▸ WORK INSTRUCTIONS:
Your task is to copy every line of the entries that contains "text".

***

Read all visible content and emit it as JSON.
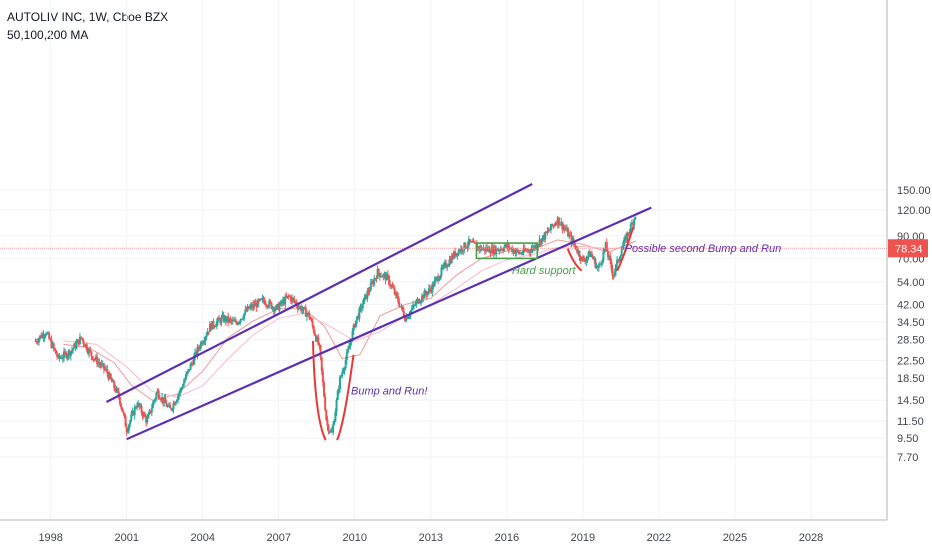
{
  "header": {
    "title": "AUTOLIV INC, 1W, Cboe BZX",
    "subtitle": "50,100,200 MA"
  },
  "colors": {
    "candle_up": "#26a69a",
    "candle_down": "#ef5350",
    "channel": "#5b2fb3",
    "bump_curves": "#e53935",
    "support_box": "#43a047",
    "price_line": "#ef9a9a",
    "price_tag": "#ef5350",
    "annotation_purple": "#5b2fb3",
    "annotation_green": "#43a047",
    "ma_lines": "#ef9a9a"
  },
  "chart_data": {
    "type": "candlestick",
    "scale": "log",
    "ylim": [
      7,
      160
    ],
    "xlim": [
      1996.0,
      2031.0
    ],
    "y_ticks": [
      {
        "value": 150,
        "label": "150.00"
      },
      {
        "value": 120,
        "label": "120.00"
      },
      {
        "value": 90,
        "label": "90.00"
      },
      {
        "value": 70,
        "label": "70.00"
      },
      {
        "value": 54,
        "label": "54.00"
      },
      {
        "value": 42,
        "label": "42.00"
      },
      {
        "value": 34.5,
        "label": "34.50"
      },
      {
        "value": 28.5,
        "label": "28.50"
      },
      {
        "value": 22.5,
        "label": "22.50"
      },
      {
        "value": 18.5,
        "label": "18.50"
      },
      {
        "value": 14.5,
        "label": "14.50"
      },
      {
        "value": 11.5,
        "label": "11.50"
      },
      {
        "value": 9.5,
        "label": "9.50"
      },
      {
        "value": 7.7,
        "label": "7.70"
      }
    ],
    "x_ticks": [
      {
        "value": 1998,
        "label": "1998"
      },
      {
        "value": 2001,
        "label": "2001"
      },
      {
        "value": 2004,
        "label": "2004"
      },
      {
        "value": 2007,
        "label": "2007"
      },
      {
        "value": 2010,
        "label": "2010"
      },
      {
        "value": 2013,
        "label": "2013"
      },
      {
        "value": 2016,
        "label": "2016"
      },
      {
        "value": 2019,
        "label": "2019"
      },
      {
        "value": 2022,
        "label": "2022"
      },
      {
        "value": 2025,
        "label": "2025"
      },
      {
        "value": 2028,
        "label": "2028"
      }
    ],
    "last_price": {
      "value": 78.34,
      "label": "78.34"
    },
    "price_path": [
      [
        1997.4,
        28
      ],
      [
        1997.8,
        31
      ],
      [
        1998.3,
        23
      ],
      [
        1998.8,
        25
      ],
      [
        1999.2,
        29
      ],
      [
        1999.6,
        24
      ],
      [
        2000.2,
        20
      ],
      [
        2000.7,
        15
      ],
      [
        2001.0,
        10.5
      ],
      [
        2001.4,
        14
      ],
      [
        2001.8,
        11.5
      ],
      [
        2002.2,
        16
      ],
      [
        2002.7,
        13
      ],
      [
        2003.1,
        16
      ],
      [
        2003.5,
        21
      ],
      [
        2003.9,
        27
      ],
      [
        2004.3,
        33
      ],
      [
        2004.8,
        36
      ],
      [
        2005.3,
        34
      ],
      [
        2005.8,
        40
      ],
      [
        2006.4,
        44
      ],
      [
        2006.9,
        40
      ],
      [
        2007.4,
        46
      ],
      [
        2007.8,
        41
      ],
      [
        2008.2,
        37
      ],
      [
        2008.6,
        26
      ],
      [
        2008.9,
        11
      ],
      [
        2009.1,
        10
      ],
      [
        2009.4,
        18
      ],
      [
        2009.7,
        24
      ],
      [
        2010.0,
        34
      ],
      [
        2010.4,
        45
      ],
      [
        2010.9,
        60
      ],
      [
        2011.3,
        56
      ],
      [
        2011.7,
        44
      ],
      [
        2012.0,
        36
      ],
      [
        2012.5,
        44
      ],
      [
        2013.0,
        50
      ],
      [
        2013.5,
        63
      ],
      [
        2014.0,
        75
      ],
      [
        2014.5,
        83
      ],
      [
        2015.0,
        78
      ],
      [
        2015.5,
        77
      ],
      [
        2016.0,
        80
      ],
      [
        2016.5,
        74
      ],
      [
        2017.0,
        78
      ],
      [
        2017.5,
        90
      ],
      [
        2018.0,
        108
      ],
      [
        2018.3,
        97
      ],
      [
        2018.7,
        80
      ],
      [
        2019.0,
        68
      ],
      [
        2019.3,
        74
      ],
      [
        2019.6,
        62
      ],
      [
        2019.9,
        80
      ],
      [
        2020.2,
        58
      ],
      [
        2020.5,
        76
      ],
      [
        2020.8,
        94
      ],
      [
        2021.0,
        107
      ],
      [
        2021.1,
        118
      ]
    ],
    "ma_path": [
      [
        1998.5,
        27
      ],
      [
        1999.5,
        26
      ],
      [
        2000.5,
        22
      ],
      [
        2001.2,
        17
      ],
      [
        2002.0,
        14.5
      ],
      [
        2003.0,
        15.5
      ],
      [
        2004.0,
        20
      ],
      [
        2005.0,
        29
      ],
      [
        2006.0,
        35
      ],
      [
        2007.0,
        40
      ],
      [
        2008.0,
        40
      ],
      [
        2008.8,
        33
      ],
      [
        2009.5,
        23
      ],
      [
        2010.2,
        24
      ],
      [
        2011.0,
        37
      ],
      [
        2012.0,
        42
      ],
      [
        2013.0,
        45
      ],
      [
        2014.0,
        58
      ],
      [
        2015.0,
        70
      ],
      [
        2016.0,
        76
      ],
      [
        2017.0,
        77
      ],
      [
        2018.0,
        86
      ],
      [
        2019.0,
        82
      ],
      [
        2020.0,
        75
      ],
      [
        2021.1,
        85
      ]
    ],
    "ma_path_2": [
      [
        1998.5,
        28
      ],
      [
        1999.8,
        27
      ],
      [
        2001.0,
        21
      ],
      [
        2002.0,
        16
      ],
      [
        2003.0,
        15
      ],
      [
        2004.0,
        17
      ],
      [
        2005.0,
        23
      ],
      [
        2006.0,
        30
      ],
      [
        2007.0,
        36
      ],
      [
        2008.0,
        38
      ],
      [
        2009.0,
        33
      ],
      [
        2010.0,
        28
      ],
      [
        2011.0,
        31
      ],
      [
        2012.0,
        37
      ],
      [
        2013.0,
        42
      ],
      [
        2014.0,
        50
      ],
      [
        2015.0,
        61
      ],
      [
        2016.0,
        69
      ],
      [
        2017.0,
        73
      ],
      [
        2018.0,
        79
      ],
      [
        2019.0,
        80
      ],
      [
        2020.0,
        78
      ],
      [
        2021.1,
        80
      ]
    ],
    "annotations": [
      {
        "text": "Possible second Bump and Run",
        "x": 2020.65,
        "y": 75,
        "color": "#5b2fb3"
      },
      {
        "text": "Hard support",
        "x": 2016.2,
        "y": 59,
        "color": "#43a047"
      },
      {
        "text": "Bump and Run!",
        "x": 2009.85,
        "y": 15.4,
        "color": "#5b2fb3"
      }
    ],
    "channel_upper": [
      [
        2000.2,
        14.2
      ],
      [
        2017.0,
        160
      ]
    ],
    "channel_lower": [
      [
        2001.0,
        9.4
      ],
      [
        2021.7,
        123
      ]
    ],
    "bump_curve_1": [
      [
        2008.35,
        28
      ],
      [
        2008.4,
        16
      ],
      [
        2008.55,
        11
      ],
      [
        2008.85,
        9.3
      ]
    ],
    "bump_curve_2": [
      [
        2009.3,
        9.3
      ],
      [
        2009.55,
        11
      ],
      [
        2009.75,
        16
      ],
      [
        2009.95,
        24
      ]
    ],
    "bump_curve_3": [
      [
        2018.4,
        78
      ],
      [
        2018.55,
        70
      ],
      [
        2018.75,
        64
      ],
      [
        2018.95,
        61
      ]
    ],
    "bump_curve_4": [
      [
        2020.35,
        61
      ],
      [
        2020.6,
        70
      ],
      [
        2020.85,
        88
      ],
      [
        2021.0,
        100
      ]
    ],
    "support_box": [
      [
        2014.8,
        70
      ],
      [
        2017.2,
        83
      ]
    ]
  }
}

***

▸ ANSWER TO THIS TASK:
        "text": "Possible second Bump and Run",
        "text": "Hard support",
        "text": "Bump and Run!",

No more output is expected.